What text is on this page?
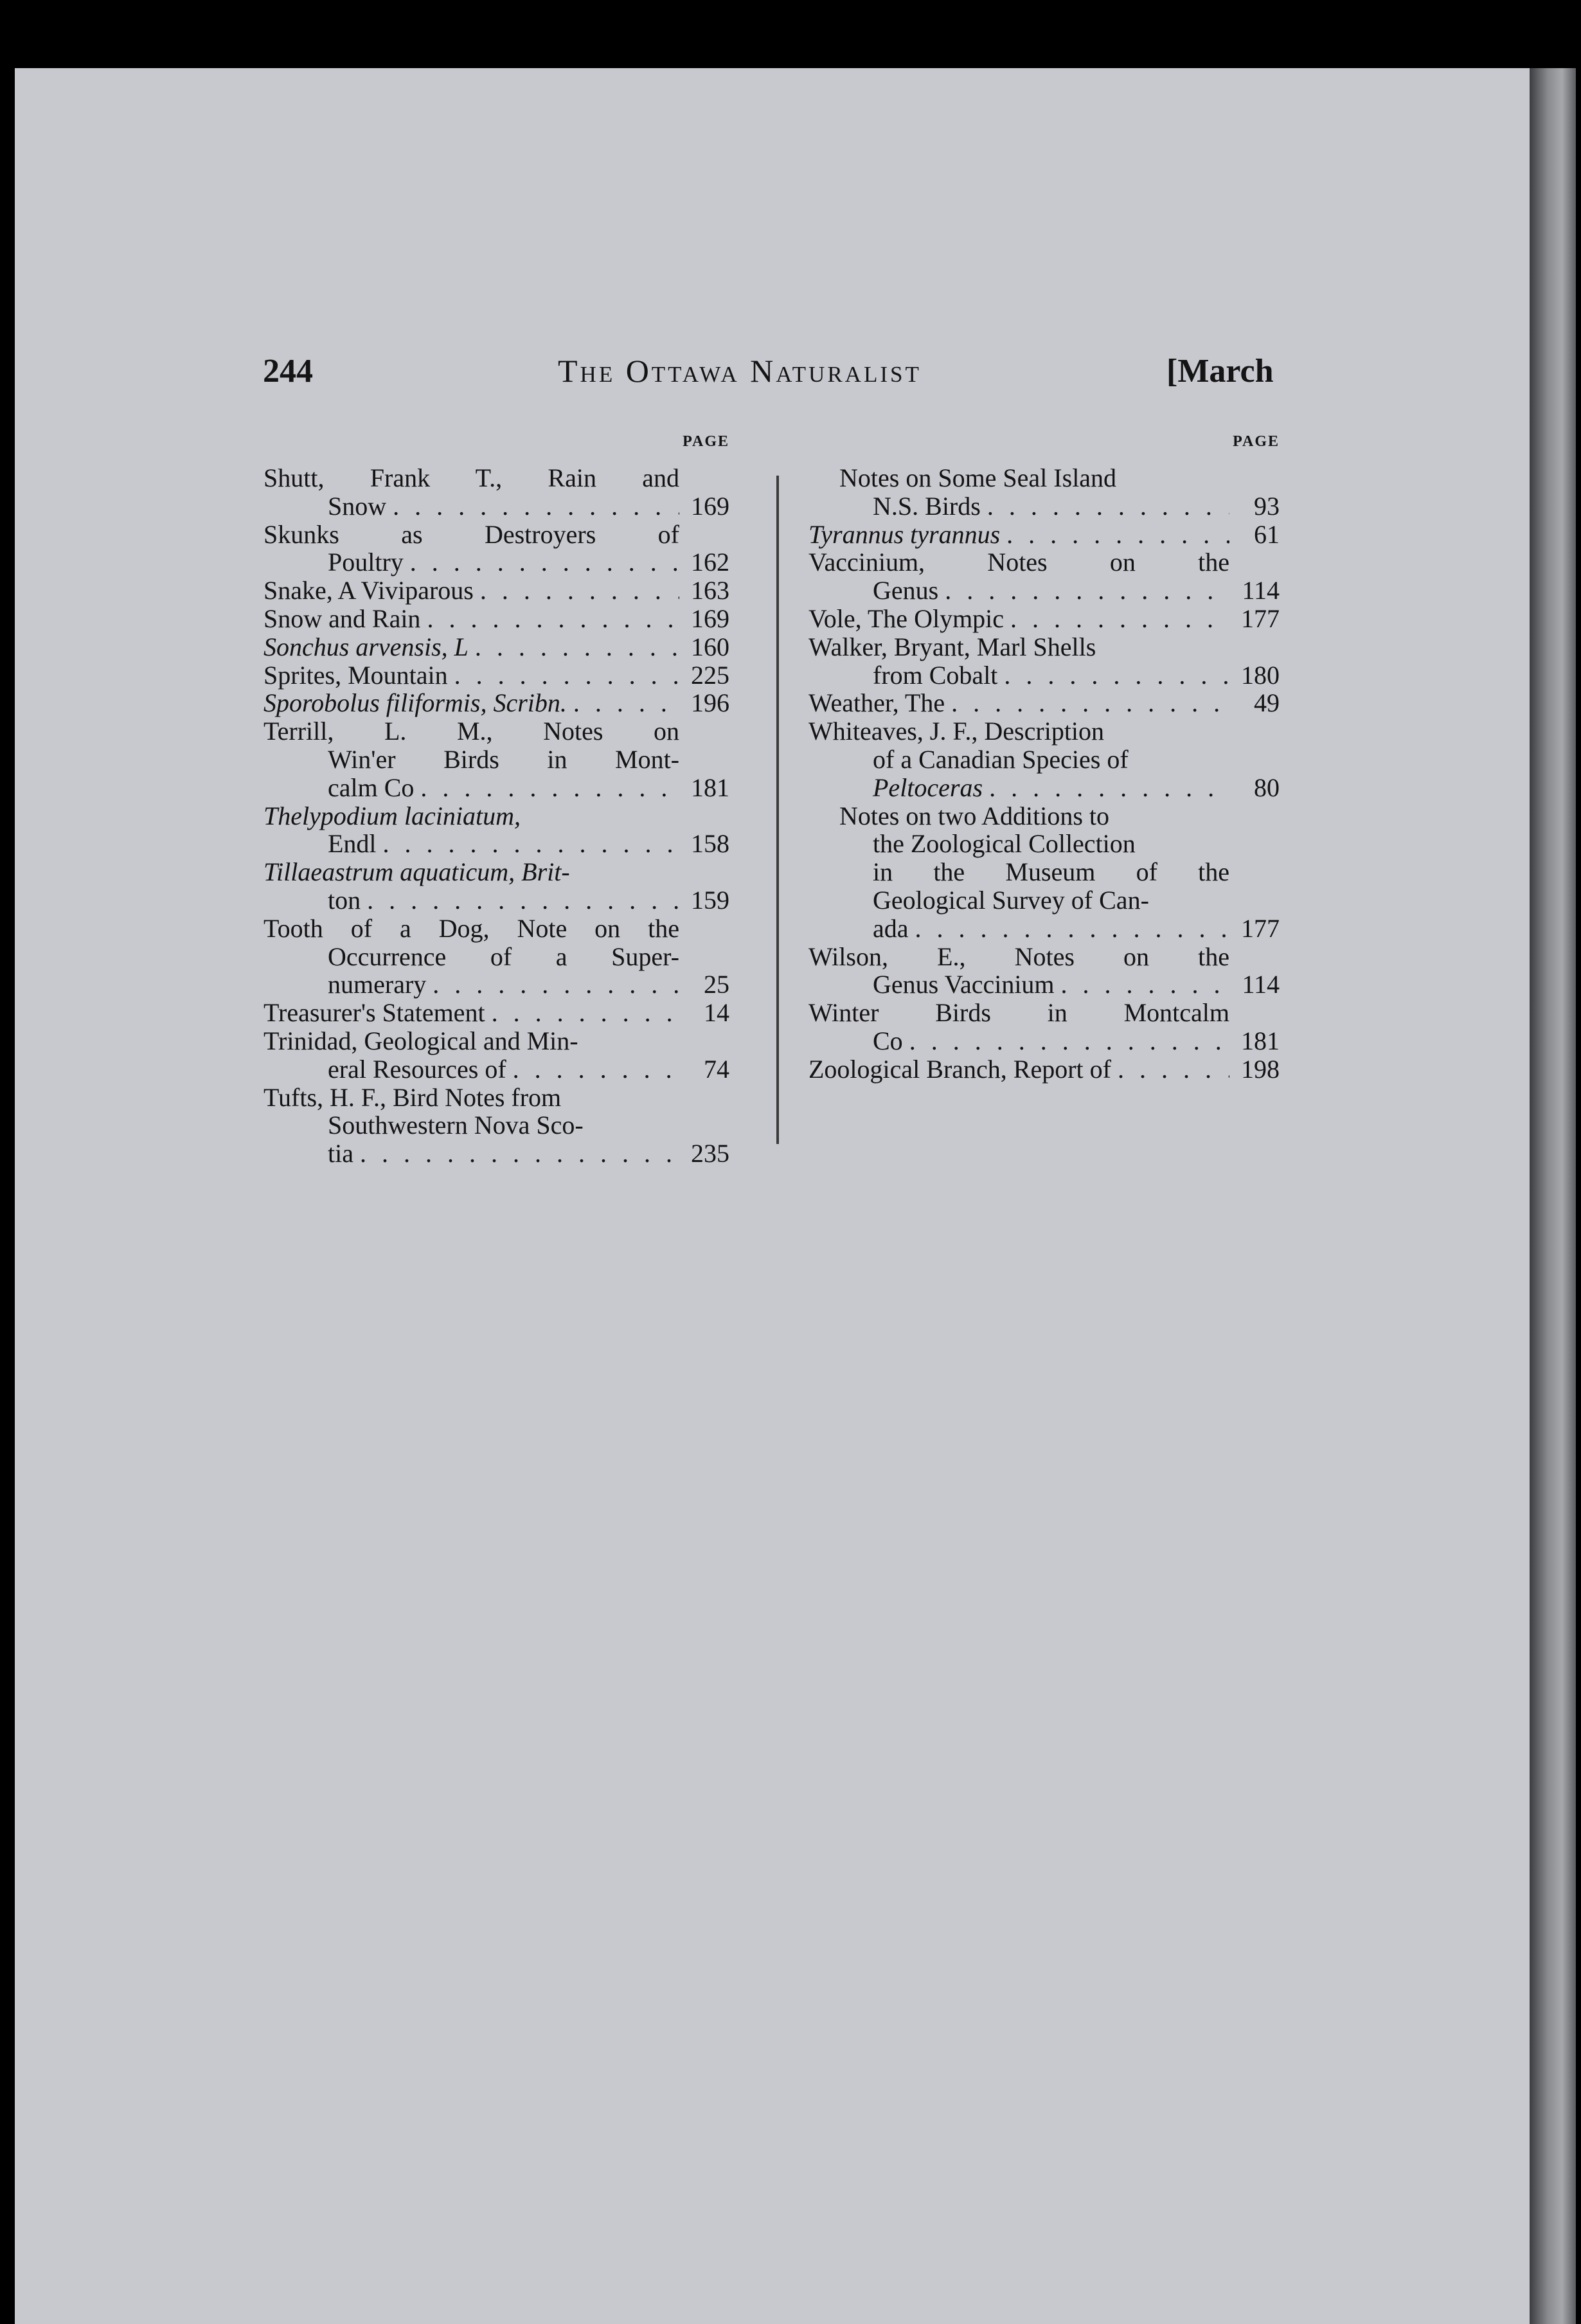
244	The Ottawa Naturalist	[March
PAGE
Shutt, Frank T., Rain and
Snow . . .	169
Skunks as Destroyers of
Poultry . . .	162
Snake, A Viviparous . . .	163
Snow and Rain . . .	169
Sonchus arvensis, L . . .	160
Sprites, Mountain . . .	225
Sporobolus filiformis, Scribn. . . .	196
Terrill, L. M., Notes on
Win'er Birds in Mont-
calm Co . . .	181
Thelypodium laciniatum,
Endl . . .	158
Tillaeastrum aquaticum, Brit-
ton . . .	159
Tooth of a Dog, Note on the
Occurrence of a Super-
numerary . . .	25
Treasurer's Statement . . .	14
Trinidad, Geological and Min-
eral Resources of . . .	74
Tufts, H. F., Bird Notes from
Southwestern Nova Sco-
tia . . .	235
PAGE
Notes on Some Seal Island
N.S. Birds . . .	93
Tyrannus tyrannus . . .	61
Vaccinium, Notes on the
Genus . . .	114
Vole, The Olympic . . .	177
Walker, Bryant, Marl Shells
from Cobalt . . .	180
Weather, The . . .	49
Whiteaves, J. F., Description
of a Canadian Species of
Peltoceras . . .	80
Notes on two Additions to
the Zoological Collection
in the Museum of the
Geological Survey of Can-
ada . . .	177
Wilson, E., Notes on the
Genus Vaccinium . . .	114
Winter Birds in Montcalm
Co . . .	181
Zoological Branch, Report of . . .	198
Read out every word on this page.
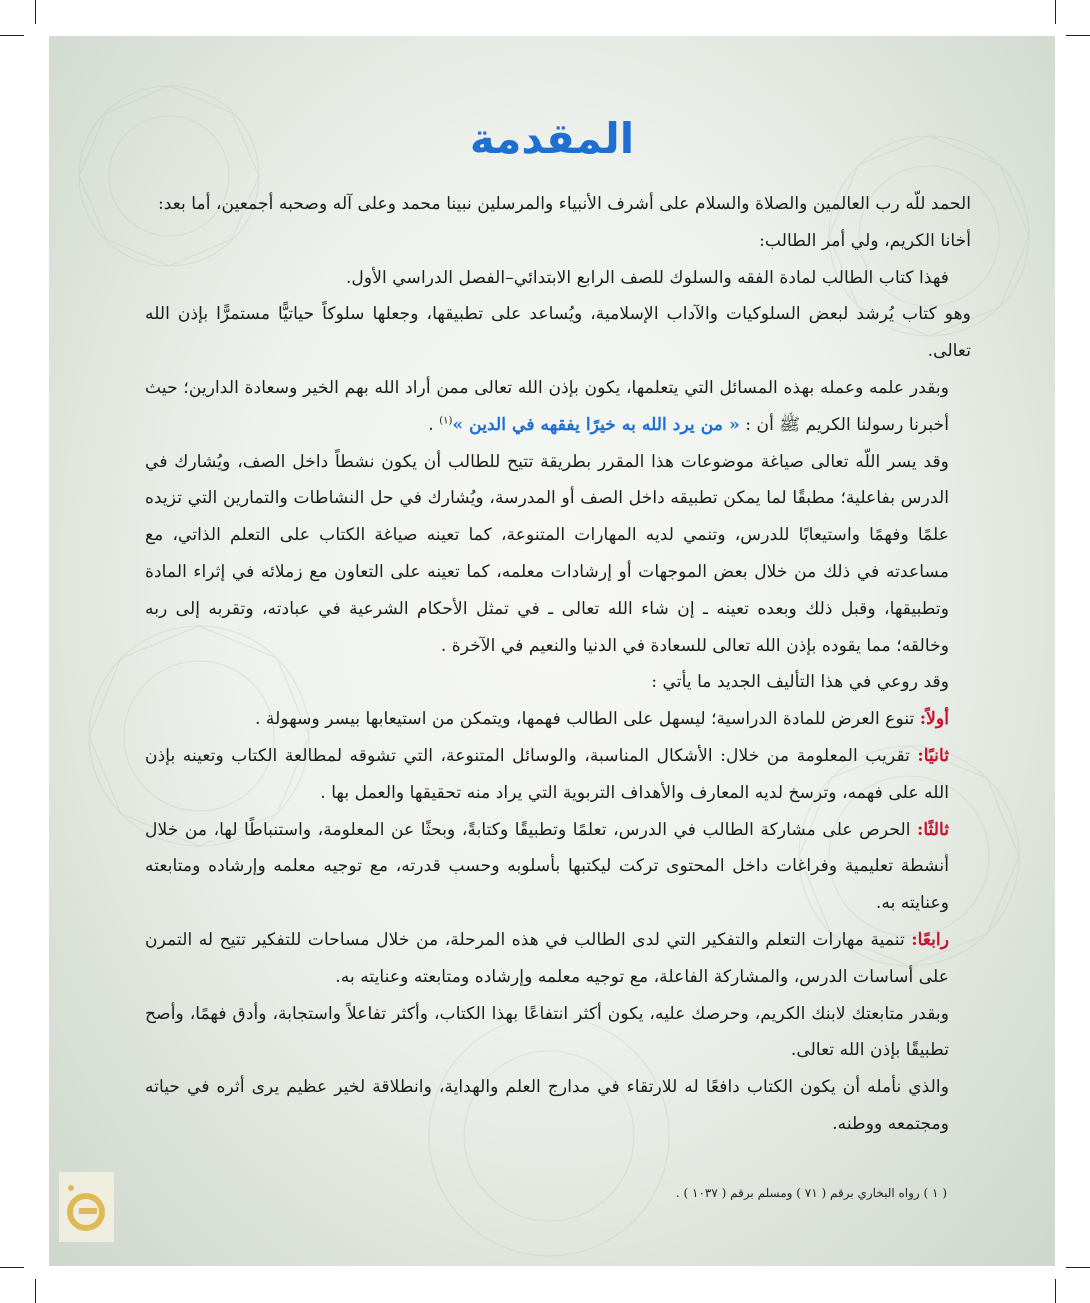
المقدمة

الحمد للّه رب العالمين والصلاة والسلام على أشرف الأنبياء والمرسلين نبينا محمد وعلى آله وصحبه أجمعين، أما بعد:

أخانا الكريم، ولي أمر الطالب:

فهذا كتاب الطالب لمادة الفقه والسلوك للصف الرابع الابتدائي–الفصل الدراسي الأول.

وهو كتاب يُرشد لبعض السلوكيات والآداب الإسلامية، ويُساعد على تطبيقها، وجعلها سلوكاً حياتيًّا مستمرًّا بإذن الله تعالى.

وبقدر علمه وعمله بهذه المسائل التي يتعلمها، يكون بإذن الله تعالى ممن أراد الله بهم الخير وسعادة الدارين؛ حيث أخبرنا رسولنا الكريم ﷺ أن : « من يرد الله به خيرًا يفقهه في الدين »$^{(١)}$ .

وقد يسر اللّه تعالى صياغة موضوعات هذا المقرر بطريقة تتيح للطالب أن يكون نشطاً داخل الصف، ويُشارك في الدرس بفاعلية؛ مطبقًا لما يمكن تطبيقه داخل الصف أو المدرسة، ويُشارك في حل النشاطات والتمارين التي تزيده علمًا وفهمًا واستيعابًا للدرس، وتنمي لديه المهارات المتنوعة، كما تعينه صياغة الكتاب على التعلم الذاتي، مع مساعدته في ذلك من خلال بعض الموجهات أو إرشادات معلمه، كما تعينه على التعاون مع زملائه في إثراء المادة وتطبيقها، وقبل ذلك وبعده تعينه ـ إن شاء الله تعالى ـ في تمثل الأحكام الشرعية في عبادته، وتقربه إلى ربه وخالقه؛ مما يقوده بإذن الله تعالى للسعادة في الدنيا والنعيم في الآخرة .

وقد روعي في هذا التأليف الجديد ما يأتي :

أولاً: تنوع العرض للمادة الدراسية؛ ليسهل على الطالب فهمها، ويتمكن من استيعابها بيسر وسهولة .

ثانيًا: تقريب المعلومة من خلال: الأشكال المناسبة، والوسائل المتنوعة، التي تشوقه لمطالعة الكتاب وتعينه بإذن الله على فهمه، وترسخ لديه المعارف والأهداف التربوية التي يراد منه تحقيقها والعمل بها .

ثالثًا: الحرص على مشاركة الطالب في الدرس، تعلمًا وتطبيقًا وكتابةً، وبحثًا عن المعلومة، واستنباطًا لها، من خلال أنشطة تعليمية وفراغات داخل المحتوى تركت ليكتبها بأسلوبه وحسب قدرته، مع توجيه معلمه وإرشاده ومتابعته وعنايته به.

رابعًا: تنمية مهارات التعلم والتفكير التي لدى الطالب في هذه المرحلة، من خلال مساحات للتفكير تتيح له التمرن على أساسات الدرس، والمشاركة الفاعلة، مع توجيه معلمه وإرشاده ومتابعته وعنايته به.

وبقدر متابعتك لابنك الكريم، وحرصك عليه، يكون أكثر انتفاعًا بهذا الكتاب، وأكثر تفاعلاً واستجابة، وأدق فهمًا، وأصح تطبيقًا بإذن الله تعالى.

والذي نأمله أن يكون الكتاب دافعًا له للارتقاء في مدارج العلم والهداية، وانطلاقة لخير عظيم يرى أثره في حياته ومجتمعه ووطنه.

( ١ ) رواه البخاري برقم ( ٧١ ) ومسلم برقم ( ١٠٣٧ ) .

══════════

- [Task]:
All of the entries above should be duplicated exactly, except for the pictures.

- [Worked answer]:
What text is on this page?
244	The Ottawa Naturalist	[March
PAGE
Shutt, Frank T., Rain and
Snow . . .	169
Skunks as Destroyers of
Poultry . . .	162
Snake, A Viviparous . . .	163
Snow and Rain . . .	169
Sonchus arvensis, L . . .	160
Sprites, Mountain . . .	225
Sporobolus filiformis, Scribn. . . .	196
Terrill, L. M., Notes on
Win'er Birds in Mont-
calm Co . . .	181
Thelypodium laciniatum,
Endl . . .	158
Tillaeastrum aquaticum, Brit-
ton . . .	159
Tooth of a Dog, Note on the
Occurrence of a Super-
numerary . . .	25
Treasurer's Statement . . .	14
Trinidad, Geological and Min-
eral Resources of . . .	74
Tufts, H. F., Bird Notes from
Southwestern Nova Sco-
tia . . .	235
PAGE
Notes on Some Seal Island
N.S. Birds . . .	93
Tyrannus tyrannus . . .	61
Vaccinium, Notes on the
Genus . . .	114
Vole, The Olympic . . .	177
Walker, Bryant, Marl Shells
from Cobalt . . .	180
Weather, The . . .	49
Whiteaves, J. F., Description
of a Canadian Species of
Peltoceras . . .	80
Notes on two Additions to
the Zoological Collection
in the Museum of the
Geological Survey of Can-
ada . . .	177
Wilson, E., Notes on the
Genus Vaccinium . . .	114
Winter Birds in Montcalm
Co . . .	181
Zoological Branch, Report of . . .	198
Read out every word on this page.
المقدمة

الحمد للّه رب العالمين والصلاة والسلام على أشرف الأنبياء والمرسلين نبينا محمد وعلى آله وصحبه أجمعين، أما بعد:

أخانا الكريم، ولي أمر الطالب:

فهذا كتاب الطالب لمادة الفقه والسلوك للصف الرابع الابتدائي–الفصل الدراسي الأول.

وهو كتاب يُرشد لبعض السلوكيات والآداب الإسلامية، ويُساعد على تطبيقها، وجعلها سلوكاً حياتيًّا مستمرًّا بإذن الله تعالى.

وبقدر علمه وعمله بهذه المسائل التي يتعلمها، يكون بإذن الله تعالى ممن أراد الله بهم الخير وسعادة الدارين؛ حيث أخبرنا رسولنا الكريم ﷺ أن : « من يرد الله به خيرًا يفقهه في الدين »$^{(١)}$ .

وقد يسر اللّه تعالى صياغة موضوعات هذا المقرر بطريقة تتيح للطالب أن يكون نشطاً داخل الصف، ويُشارك في الدرس بفاعلية؛ مطبقًا لما يمكن تطبيقه داخل الصف أو المدرسة، ويُشارك في حل النشاطات والتمارين التي تزيده علمًا وفهمًا واستيعابًا للدرس، وتنمي لديه المهارات المتنوعة، كما تعينه صياغة الكتاب على التعلم الذاتي، مع مساعدته في ذلك من خلال بعض الموجهات أو إرشادات معلمه، كما تعينه على التعاون مع زملائه في إثراء المادة وتطبيقها، وقبل ذلك وبعده تعينه ـ إن شاء الله تعالى ـ في تمثل الأحكام الشرعية في عبادته، وتقربه إلى ربه وخالقه؛ مما يقوده بإذن الله تعالى للسعادة في الدنيا والنعيم في الآخرة .

وقد روعي في هذا التأليف الجديد ما يأتي :

أولاً: تنوع العرض للمادة الدراسية؛ ليسهل على الطالب فهمها، ويتمكن من استيعابها بيسر وسهولة .

ثانيًا: تقريب المعلومة من خلال: الأشكال المناسبة، والوسائل المتنوعة، التي تشوقه لمطالعة الكتاب وتعينه بإذن الله على فهمه، وترسخ لديه المعارف والأهداف التربوية التي يراد منه تحقيقها والعمل بها .

ثالثًا: الحرص على مشاركة الطالب في الدرس، تعلمًا وتطبيقًا وكتابةً، وبحثًا عن المعلومة، واستنباطًا لها، من خلال أنشطة تعليمية وفراغات داخل المحتوى تركت ليكتبها بأسلوبه وحسب قدرته، مع توجيه معلمه وإرشاده ومتابعته وعنايته به.

رابعًا: تنمية مهارات التعلم والتفكير التي لدى الطالب في هذه المرحلة، من خلال مساحات للتفكير تتيح له التمرن على أساسات الدرس، والمشاركة الفاعلة، مع توجيه معلمه وإرشاده ومتابعته وعنايته به.

وبقدر متابعتك لابنك الكريم، وحرصك عليه، يكون أكثر انتفاعًا بهذا الكتاب، وأكثر تفاعلاً واستجابة، وأدق فهمًا، وأصح تطبيقًا بإذن الله تعالى.

والذي نأمله أن يكون الكتاب دافعًا له للارتقاء في مدارج العلم والهداية، وانطلاقة لخير عظيم يرى أثره في حياته ومجتمعه ووطنه.

( ١ ) رواه البخاري برقم ( ٧١ ) ومسلم برقم ( ١٠٣٧ ) .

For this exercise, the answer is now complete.